Recorded data
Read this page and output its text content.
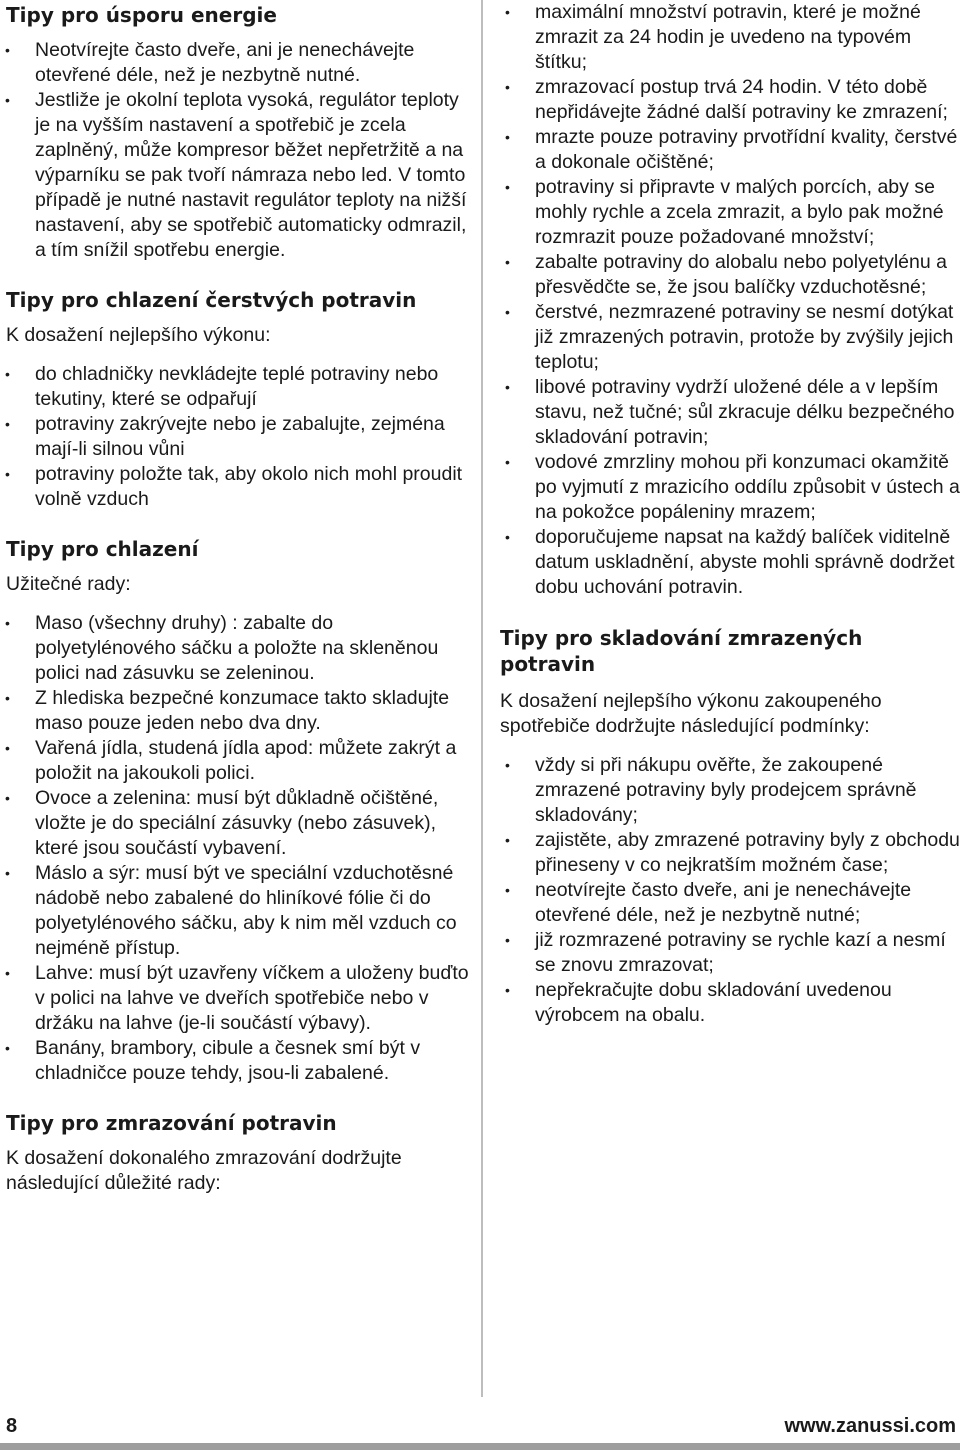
Tipy pro úsporu energie
• Neotvírejte často dveře, ani je nenechávejte otevřené déle, než je nezbytně nutné.
• Jestliže je okolní teplota vysoká, regulátor teploty je na vyšším nastavení a spotřebič je zcela zaplněný, může kompresor běžet nepřetržitě a na výparníku se pak tvoří námraza nebo led. V tomto případě je nutné nastavit regulátor teploty na nižší nastavení, aby se spotřebič automaticky odmrazil, a tím snížil spotřebu energie.
Tipy pro chlazení čerstvých potravin

K dosažení nejlepšího výkonu:

• do chladničky nevkládejte teplé potraviny nebo tekutiny, které se odpařují
• potraviny zakrývejte nebo je zabalujte, zejména mají-li silnou vůni
• potraviny položte tak, aby okolo nich mohl proudit volně vzduch
Tipy pro chlazení

Užitečné rady:

• Maso (všechny druhy) : zabalte do polyetylénového sáčku a položte na skleněnou polici nad zásuvku se zeleninou.
• Z hlediska bezpečné konzumace takto skladujte maso pouze jeden nebo dva dny.
• Vařená jídla, studená jídla apod: můžete zakrýt a položit na jakoukoli polici.
• Ovoce a zelenina: musí být důkladně očištěné, vložte je do speciální zásuvky (nebo zásuvek), které jsou součástí vybavení.
• Máslo a sýr: musí být ve speciální vzduchotěsné nádobě nebo zabalené do hliníkové fólie či do polyetylénového sáčku, aby k nim měl vzduch co nejméně přístup.
• Lahve: musí být uzavřeny víčkem a uloženy buďto v polici na lahve ve dveřích spotřebiče nebo v držáku na lahve (je-li součástí výbavy).
• Banány, brambory, cibule a česnek smí být v chladničce pouze tehdy, jsou-li zabalené.
Tipy pro zmrazování potravin

K dosažení dokonalého zmrazování dodržujte následující důležité rady:

• maximální množství potravin, které je možné zmrazit za 24 hodin je uvedeno na typovém štítku;
• zmrazovací postup trvá 24 hodin. V této době nepřidávejte žádné další potraviny ke zmrazení;
• mrazte pouze potraviny prvotřídní kvality, čerstvé a dokonale očištěné;
• potraviny si připravte v malých porcích, aby se mohly rychle a zcela zmrazit, a bylo pak možné rozmrazit pouze požadované množství;
• zabalte potraviny do alobalu nebo polyetylénu a přesvědčte se, že jsou balíčky vzduchotěsné;
• čerstvé, nezmrazené potraviny se nesmí dotýkat již zmrazených potravin, protože by zvýšily jejich teplotu;
• libové potraviny vydrží uložené déle a v lepším stavu, než tučné; sůl zkracuje délku bezpečného skladování potravin;
• vodové zmrzliny mohou při konzumaci okamžitě po vyjmutí z mrazicího oddílu způsobit v ústech a na pokožce popáleniny mrazem;
• doporučujeme napsat na každý balíček viditelně datum uskladnění, abyste mohli správně dodržet dobu uchování potravin.
Tipy pro skladování zmrazených potravin

K dosažení nejlepšího výkonu zakoupeného spotřebiče dodržujte následující podmínky:

• vždy si při nákupu ověřte, že zakoupené zmrazené potraviny byly prodejcem správně skladovány;
• zajistěte, aby zmrazené potraviny byly z obchodu přineseny v co nejkratším možném čase;
• neotvírejte často dveře, ani je nenechávejte otevřené déle, než je nezbytně nutné;
• již rozmrazené potraviny se rychle kazí a nesmí se znovu zmrazovat;
• nepřekračujte dobu skladování uvedenou výrobcem na obalu.
8	www.zanussi.com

● Exercise details: Return every line holding the word "dobu" from the records.

● Solved problem:
• doporučujeme napsat na každý balíček viditelně datum uskladnění, abyste mohli správně dodržet dobu uchování potravin.
• nepřekračujte dobu skladování uvedenou výrobcem na obalu.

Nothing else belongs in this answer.